**WHAT IS ASKED**. In the records below, find each line containing the word "เพชรบ" and copy it.

Data records
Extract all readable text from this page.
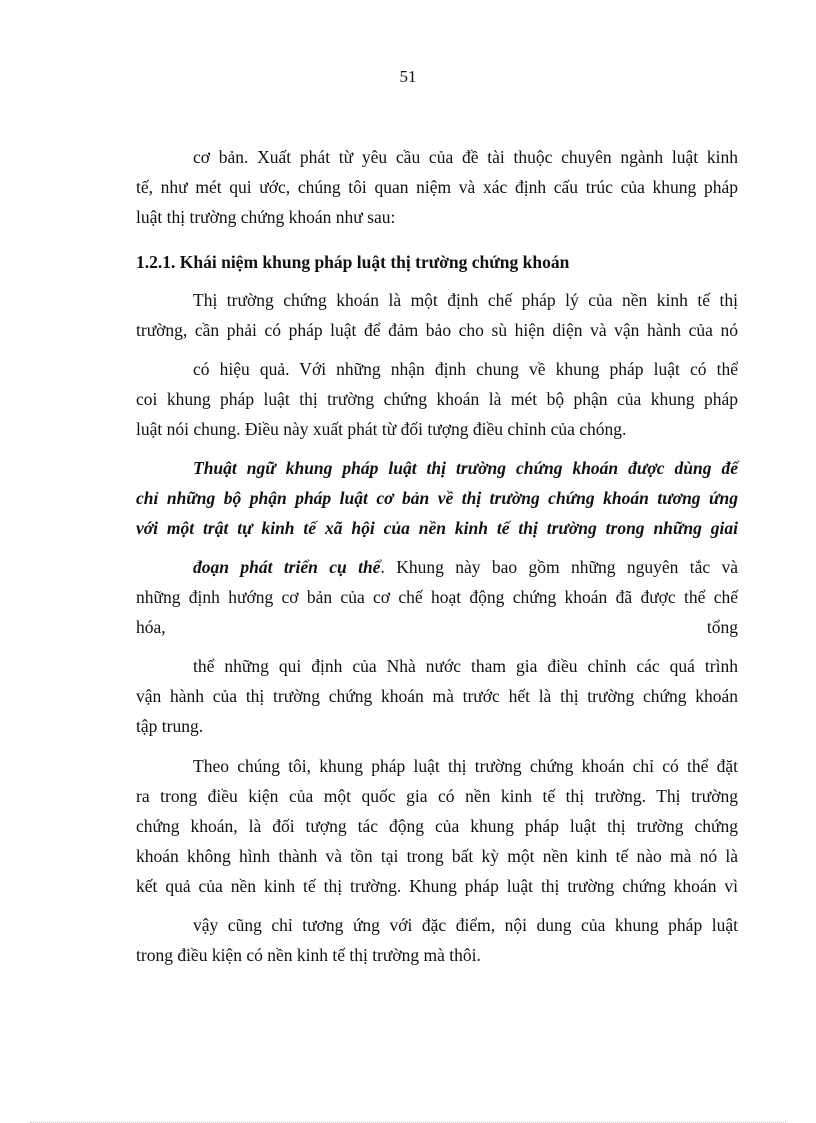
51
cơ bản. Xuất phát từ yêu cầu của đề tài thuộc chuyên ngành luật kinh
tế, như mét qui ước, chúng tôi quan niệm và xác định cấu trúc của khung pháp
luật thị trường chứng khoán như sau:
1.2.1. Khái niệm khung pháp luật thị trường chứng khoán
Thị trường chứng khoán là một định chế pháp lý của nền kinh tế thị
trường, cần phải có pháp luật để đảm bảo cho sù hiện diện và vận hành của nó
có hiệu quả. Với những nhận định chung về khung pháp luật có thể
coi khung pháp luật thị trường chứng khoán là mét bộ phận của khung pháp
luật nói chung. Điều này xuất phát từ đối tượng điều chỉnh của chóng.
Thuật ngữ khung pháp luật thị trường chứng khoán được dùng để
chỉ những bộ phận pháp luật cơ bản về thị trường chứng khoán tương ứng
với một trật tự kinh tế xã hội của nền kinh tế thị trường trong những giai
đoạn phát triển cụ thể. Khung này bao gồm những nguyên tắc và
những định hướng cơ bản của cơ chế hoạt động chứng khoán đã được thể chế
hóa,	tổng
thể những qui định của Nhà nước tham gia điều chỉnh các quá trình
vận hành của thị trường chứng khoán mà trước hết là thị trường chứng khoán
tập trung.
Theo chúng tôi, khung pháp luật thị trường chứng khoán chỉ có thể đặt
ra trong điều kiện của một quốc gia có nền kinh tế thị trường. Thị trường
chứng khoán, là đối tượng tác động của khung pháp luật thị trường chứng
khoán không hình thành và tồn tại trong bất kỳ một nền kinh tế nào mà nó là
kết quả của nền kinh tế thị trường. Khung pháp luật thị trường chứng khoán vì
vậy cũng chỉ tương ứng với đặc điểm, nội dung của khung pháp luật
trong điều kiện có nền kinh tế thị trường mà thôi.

* * *

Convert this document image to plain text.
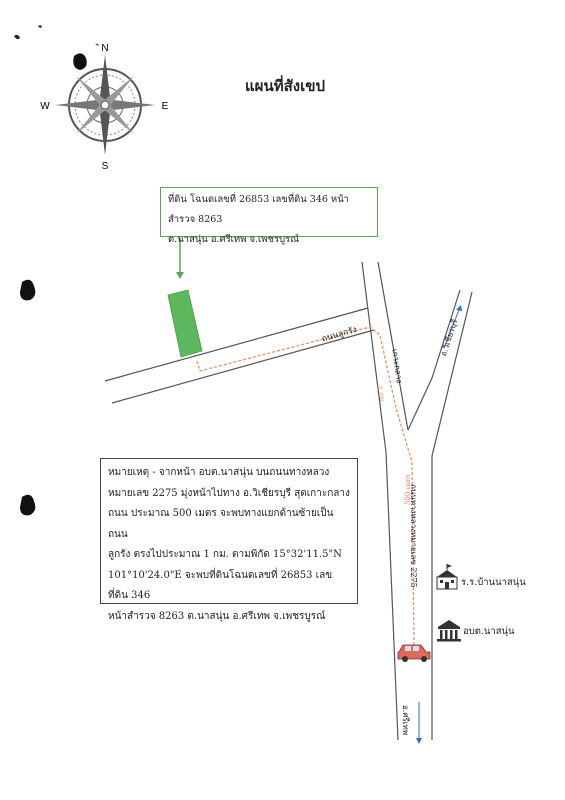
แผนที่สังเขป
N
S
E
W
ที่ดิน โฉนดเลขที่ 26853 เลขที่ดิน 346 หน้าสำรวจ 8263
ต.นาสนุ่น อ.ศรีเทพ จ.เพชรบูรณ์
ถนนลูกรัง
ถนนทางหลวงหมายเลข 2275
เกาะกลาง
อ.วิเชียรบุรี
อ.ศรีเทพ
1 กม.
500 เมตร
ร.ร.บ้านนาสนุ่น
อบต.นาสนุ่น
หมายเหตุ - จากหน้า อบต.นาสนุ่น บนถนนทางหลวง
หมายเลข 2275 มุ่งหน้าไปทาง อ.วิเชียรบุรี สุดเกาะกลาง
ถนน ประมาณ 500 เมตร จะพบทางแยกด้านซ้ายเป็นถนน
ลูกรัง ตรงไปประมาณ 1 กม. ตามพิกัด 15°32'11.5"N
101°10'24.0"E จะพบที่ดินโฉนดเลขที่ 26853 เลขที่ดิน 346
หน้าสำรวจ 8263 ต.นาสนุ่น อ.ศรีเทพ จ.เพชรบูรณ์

* * *

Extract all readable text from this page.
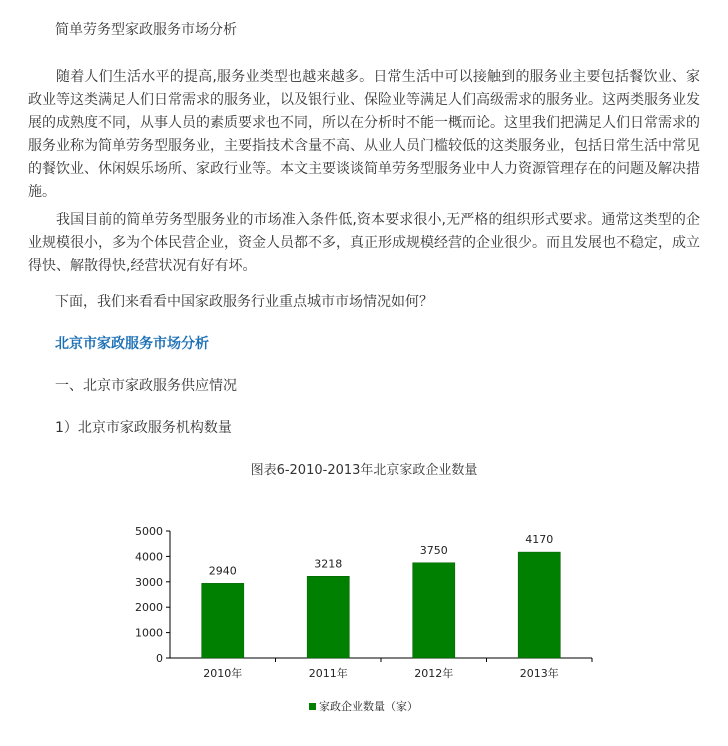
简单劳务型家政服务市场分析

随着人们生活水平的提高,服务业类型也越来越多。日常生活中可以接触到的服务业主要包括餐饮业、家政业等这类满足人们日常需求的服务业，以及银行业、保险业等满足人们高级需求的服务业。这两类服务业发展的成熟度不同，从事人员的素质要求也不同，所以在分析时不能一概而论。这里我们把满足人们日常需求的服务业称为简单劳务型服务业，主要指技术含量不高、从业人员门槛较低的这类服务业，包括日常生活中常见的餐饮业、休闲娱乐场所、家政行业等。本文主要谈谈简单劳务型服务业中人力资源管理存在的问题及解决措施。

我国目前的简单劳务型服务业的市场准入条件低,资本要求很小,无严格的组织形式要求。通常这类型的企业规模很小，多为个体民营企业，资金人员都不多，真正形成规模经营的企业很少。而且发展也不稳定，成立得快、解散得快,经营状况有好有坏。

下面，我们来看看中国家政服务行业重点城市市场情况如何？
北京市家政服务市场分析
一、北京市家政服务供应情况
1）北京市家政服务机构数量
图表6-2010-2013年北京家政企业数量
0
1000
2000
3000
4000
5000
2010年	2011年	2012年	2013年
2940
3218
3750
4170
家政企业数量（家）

**ANSWER FOR THIS EXERCISE**.
ต.นาสนุ่น อ.ศรีเทพ จ.เพชรบูรณ์
หน้าสำรวจ 8263 ต.นาสนุ่น อ.ศรีเทพ จ.เพชรบูรณ์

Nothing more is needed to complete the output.